Bild: Schlechte Aussicht: In der Untersuchungshaft in Billwerder warten Gipfelg…
Hamburg taz | Auf Hamburgs Straßen habe er „unkontrollierte Freiheit
geatmet“. Riccardo, wie der Verfasser eines [1][offenen Briefes] an die
linke Szene sich nennt, ist einer von 35 Inhaftierten, die noch wegen der
Proteste gegen den G20-Gipfel in Untersuchungshaft sitzen. Keine
Gefangenschaft könne „die Erfahrung des Zusammenkommens auf Hamburgs
Straßen bezwingen“, schreibt er aus dem Gefängnis Billwerder.
Ursprünglich hatte die Staatsanwaltschaft wegen der G20-Proteste gegen 51
Beschuldigte Haftbefehle erlassen. Inzwischen wurden 15 von ihnen
entlassen, während die Ermittlungsverfahren gegen sie weitergehen.
Insgesamt laufen 152 Ermittlungsverfahren wegen Straftaten im Zusammenhang
mit dem Gipfel, davon 51 gegen unbekannt.
Unter den Inhaftierten sind 13 Deutsche, sechs Italiener und drei
Franzosen, die restlichen sind Staatsangehörige aus der Schweiz,
Österreich, Russland, Ungarn, Serbien, den Niederlanden, Rumänien und
Tschechien. Den meisten werden mehrere Straftaten vorgeworfen: Widerstand
gegen Vollstreckungsbeamte, tätlicher Angriff, schwerer Landfriedensbruch,
versuchte gefährliche Körperverletzung und in einigen Fällen Verstöße gegen
das Vermummungsverbot. Auch Sachbeschädigung und in je einem Fall der
Eingriff in den Luftverkehr und Einbruchdiebstahl sind unter den Vorwürfen.

→ Datensatz
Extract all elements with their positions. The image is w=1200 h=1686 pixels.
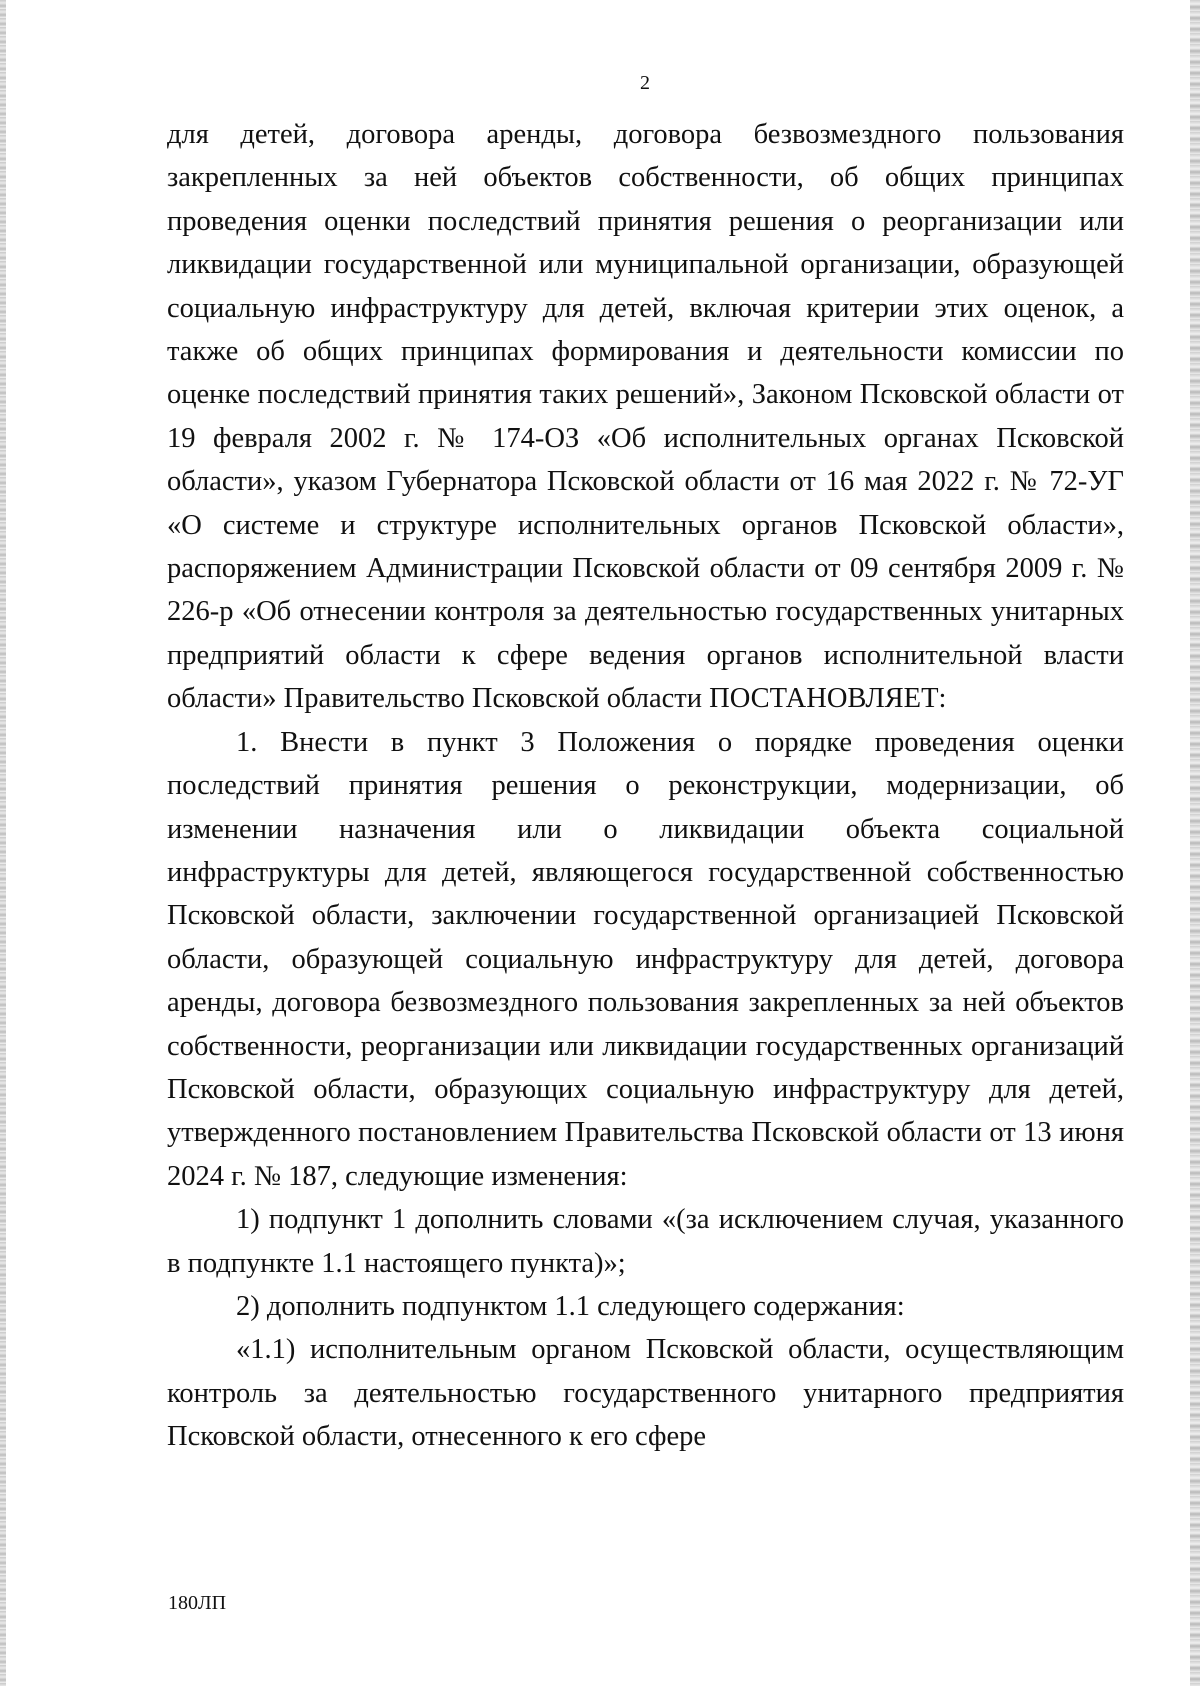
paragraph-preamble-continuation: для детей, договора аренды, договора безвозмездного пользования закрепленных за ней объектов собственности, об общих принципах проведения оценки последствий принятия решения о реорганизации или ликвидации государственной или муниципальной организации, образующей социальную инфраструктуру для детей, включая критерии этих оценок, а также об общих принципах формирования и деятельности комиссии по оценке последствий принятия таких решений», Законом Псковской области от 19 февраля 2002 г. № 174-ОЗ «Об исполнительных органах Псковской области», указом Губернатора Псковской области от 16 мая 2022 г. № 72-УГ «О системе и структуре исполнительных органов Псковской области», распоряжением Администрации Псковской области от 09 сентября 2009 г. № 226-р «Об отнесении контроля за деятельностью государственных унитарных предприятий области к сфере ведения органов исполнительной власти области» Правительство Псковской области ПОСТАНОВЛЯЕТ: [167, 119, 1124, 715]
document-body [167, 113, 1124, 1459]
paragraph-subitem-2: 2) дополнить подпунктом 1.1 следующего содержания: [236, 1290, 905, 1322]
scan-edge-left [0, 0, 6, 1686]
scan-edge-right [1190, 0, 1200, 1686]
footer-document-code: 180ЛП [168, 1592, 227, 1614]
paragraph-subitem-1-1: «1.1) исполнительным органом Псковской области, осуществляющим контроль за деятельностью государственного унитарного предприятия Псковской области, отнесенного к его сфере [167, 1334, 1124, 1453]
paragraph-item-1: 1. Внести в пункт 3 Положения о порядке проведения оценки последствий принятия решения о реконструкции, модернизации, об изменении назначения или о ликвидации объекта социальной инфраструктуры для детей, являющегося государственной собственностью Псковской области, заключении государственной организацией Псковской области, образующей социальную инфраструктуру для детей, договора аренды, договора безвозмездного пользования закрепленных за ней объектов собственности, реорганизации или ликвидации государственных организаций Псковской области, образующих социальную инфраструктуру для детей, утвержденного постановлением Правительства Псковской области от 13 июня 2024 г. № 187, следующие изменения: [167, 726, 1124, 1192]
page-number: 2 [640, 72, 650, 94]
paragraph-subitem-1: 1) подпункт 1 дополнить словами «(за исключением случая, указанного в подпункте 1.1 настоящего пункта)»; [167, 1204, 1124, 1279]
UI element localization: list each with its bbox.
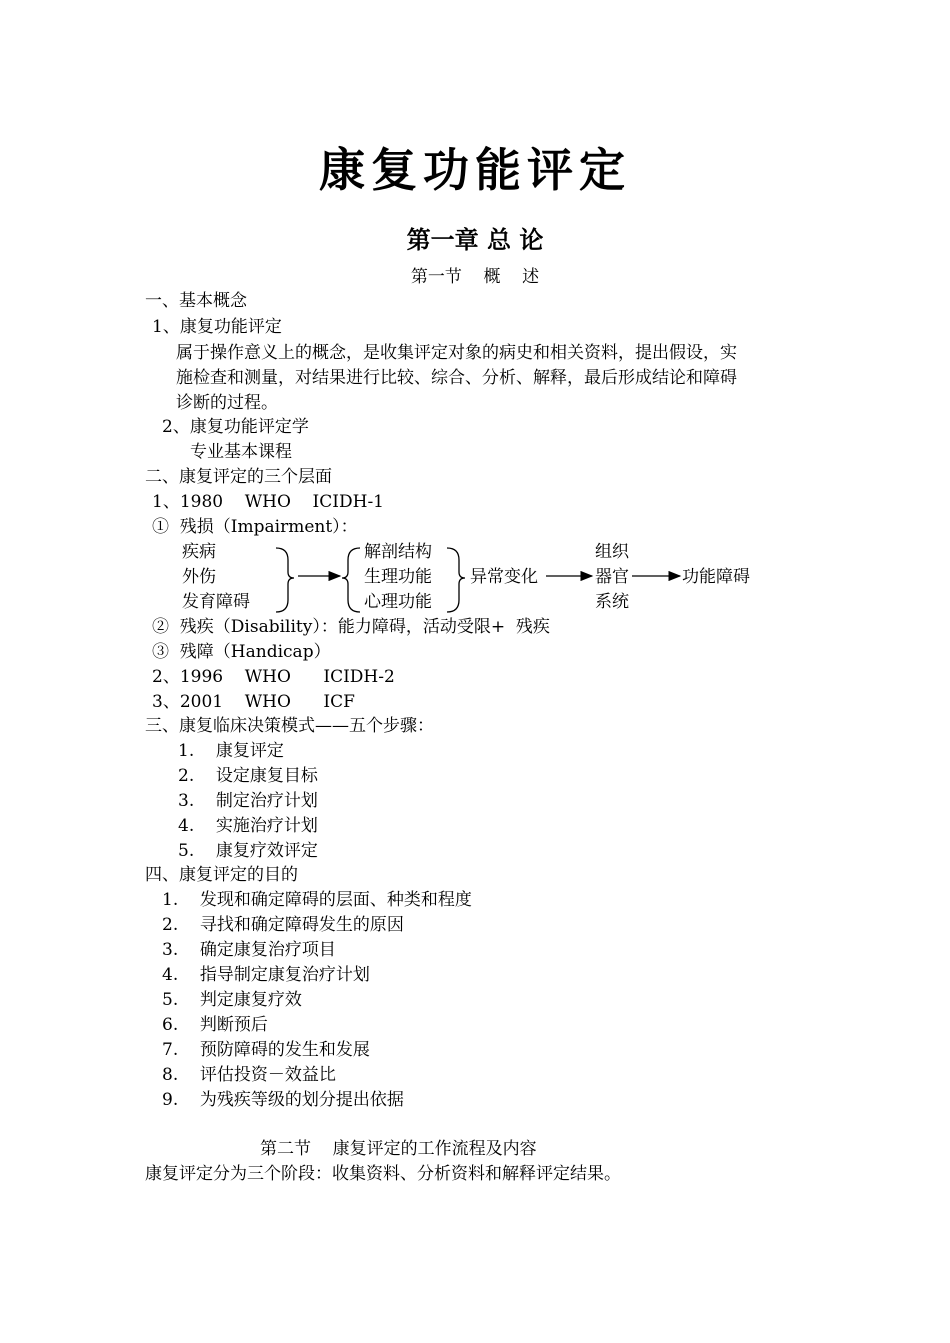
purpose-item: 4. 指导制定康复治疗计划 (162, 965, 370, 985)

→ Aufgabenstellung
A. Prüfe, ob diese Aussagen zum Textauszug passen, und antworte jeweils mit Ja oder Nein samt den entscheidenden Worten als wörtliches Zitat: (i) Unter den Inhaftierten sind sechs Italiener. (ii) Alle 152 Ermittlungsverfahren richten sich gegen bekannte Personen. (iii) Riccardo schreibt aus dem Gefängnis Billwerder.
B. Bring den Absatz des Textauszugs, der mit „Unter den Inhaftierten sind 13 Deutsche“ beginnt, in eine Stichpunktliste und behalte dabei alle wichtigen Fakten.

→ Lösungen
A.
(i) Ja: „sechs Italiener“
(ii) Nein: „davon 51 gegen unbekannt“
(iii) Ja: „schreibt er aus dem Gefängnis Billwerder“

B.
- Herkunft der Inhaftierten:
  - 13 Deutsche
  - sechs Italiener
  - drei Franzosen
  - die übrigen aus der Schweiz, Österreich, Russland, Ungarn, Serbien, den Niederlanden, Rumänien und Tschechien
- Den meisten werden mehrere Straftaten vorgeworfen:
  - Widerstand gegen Vollstreckungsbeamte
  - tätlicher Angriff
  - schwerer Landfriedensbruch
  - versuchte gefährliche Körperverletzung
  - in einigen Fällen Verstöße gegen das Vermummungsverbot
  - Sachbeschädigung
  - in je einem Fall Eingriff in den Luftverkehr und Einbruchdiebstahl